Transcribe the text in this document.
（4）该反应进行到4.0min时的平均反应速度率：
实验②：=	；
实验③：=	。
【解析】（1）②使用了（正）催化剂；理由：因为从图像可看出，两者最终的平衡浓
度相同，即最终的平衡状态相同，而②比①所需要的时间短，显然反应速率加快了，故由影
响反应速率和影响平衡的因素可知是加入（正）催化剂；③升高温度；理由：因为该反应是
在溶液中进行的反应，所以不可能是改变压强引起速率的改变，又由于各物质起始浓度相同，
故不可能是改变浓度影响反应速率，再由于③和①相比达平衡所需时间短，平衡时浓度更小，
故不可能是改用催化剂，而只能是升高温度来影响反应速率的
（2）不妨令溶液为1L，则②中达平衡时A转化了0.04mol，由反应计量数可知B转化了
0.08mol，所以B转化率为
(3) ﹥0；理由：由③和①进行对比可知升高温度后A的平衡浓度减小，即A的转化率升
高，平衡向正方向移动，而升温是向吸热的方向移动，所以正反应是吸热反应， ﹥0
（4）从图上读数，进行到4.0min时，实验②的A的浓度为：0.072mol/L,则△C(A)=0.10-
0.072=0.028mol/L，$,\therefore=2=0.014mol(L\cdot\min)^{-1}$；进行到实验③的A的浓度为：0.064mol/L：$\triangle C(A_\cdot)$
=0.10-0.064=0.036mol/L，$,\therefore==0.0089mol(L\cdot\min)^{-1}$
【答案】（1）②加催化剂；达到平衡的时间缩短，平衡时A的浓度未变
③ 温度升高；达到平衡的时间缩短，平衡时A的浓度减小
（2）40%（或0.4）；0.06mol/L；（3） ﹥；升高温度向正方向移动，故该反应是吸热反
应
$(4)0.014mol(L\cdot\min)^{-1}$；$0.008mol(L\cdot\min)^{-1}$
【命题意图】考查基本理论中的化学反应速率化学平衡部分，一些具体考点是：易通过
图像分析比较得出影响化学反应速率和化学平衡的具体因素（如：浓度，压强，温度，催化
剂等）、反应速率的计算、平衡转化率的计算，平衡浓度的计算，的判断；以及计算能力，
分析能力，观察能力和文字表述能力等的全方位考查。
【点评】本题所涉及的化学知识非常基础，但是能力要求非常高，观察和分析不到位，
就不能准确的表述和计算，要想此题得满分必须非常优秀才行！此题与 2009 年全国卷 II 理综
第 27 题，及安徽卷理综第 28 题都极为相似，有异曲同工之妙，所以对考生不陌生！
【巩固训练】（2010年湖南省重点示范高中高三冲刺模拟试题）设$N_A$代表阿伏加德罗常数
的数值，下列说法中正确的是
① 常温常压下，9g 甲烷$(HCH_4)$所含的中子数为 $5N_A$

----

### Task to complete
Output the lines above verbatim and in full.

### Written solution
Transcribe the text in this document.
（4）该反应进行到4.0min时的平均反应速度率：
实验②：=	；
实验③：=	。
【解析】（1）②使用了（正）催化剂；理由：因为从图像可看出，两者最终的平衡浓
度相同，即最终的平衡状态相同，而②比①所需要的时间短，显然反应速率加快了，故由影
响反应速率和影响平衡的因素可知是加入（正）催化剂；③升高温度；理由：因为该反应是
在溶液中进行的反应，所以不可能是改变压强引起速率的改变，又由于各物质起始浓度相同，
故不可能是改变浓度影响反应速率，再由于③和①相比达平衡所需时间短，平衡时浓度更小，
故不可能是改用催化剂，而只能是升高温度来影响反应速率的
（2）不妨令溶液为1L，则②中达平衡时A转化了0.04mol，由反应计量数可知B转化了
0.08mol，所以B转化率为
(3) ﹥0；理由：由③和①进行对比可知升高温度后A的平衡浓度减小，即A的转化率升
高，平衡向正方向移动，而升温是向吸热的方向移动，所以正反应是吸热反应， ﹥0
（4）从图上读数，进行到4.0min时，实验②的A的浓度为：0.072mol/L,则△C(A)=0.10-
0.072=0.028mol/L，$,\therefore=2=0.014mol(L\cdot\min)^{-1}$；进行到实验③的A的浓度为：0.064mol/L：$\triangle C(A_\cdot)$
=0.10-0.064=0.036mol/L，$,\therefore==0.0089mol(L\cdot\min)^{-1}$
【答案】（1）②加催化剂；达到平衡的时间缩短，平衡时A的浓度未变
③ 温度升高；达到平衡的时间缩短，平衡时A的浓度减小
（2）40%（或0.4）；0.06mol/L；（3） ﹥；升高温度向正方向移动，故该反应是吸热反
应
$(4)0.014mol(L\cdot\min)^{-1}$；$0.008mol(L\cdot\min)^{-1}$
【命题意图】考查基本理论中的化学反应速率化学平衡部分，一些具体考点是：易通过
图像分析比较得出影响化学反应速率和化学平衡的具体因素（如：浓度，压强，温度，催化
剂等）、反应速率的计算、平衡转化率的计算，平衡浓度的计算，的判断；以及计算能力，
分析能力，观察能力和文字表述能力等的全方位考查。
【点评】本题所涉及的化学知识非常基础，但是能力要求非常高，观察和分析不到位，
就不能准确的表述和计算，要想此题得满分必须非常优秀才行！此题与 2009 年全国卷 II 理综
第 27 题，及安徽卷理综第 28 题都极为相似，有异曲同工之妙，所以对考生不陌生！
【巩固训练】（2010年湖南省重点示范高中高三冲刺模拟试题）设$N_A$代表阿伏加德罗常数
的数值，下列说法中正确的是
① 常温常压下，9g 甲烷$(HCH_4)$所含的中子数为 $5N_A$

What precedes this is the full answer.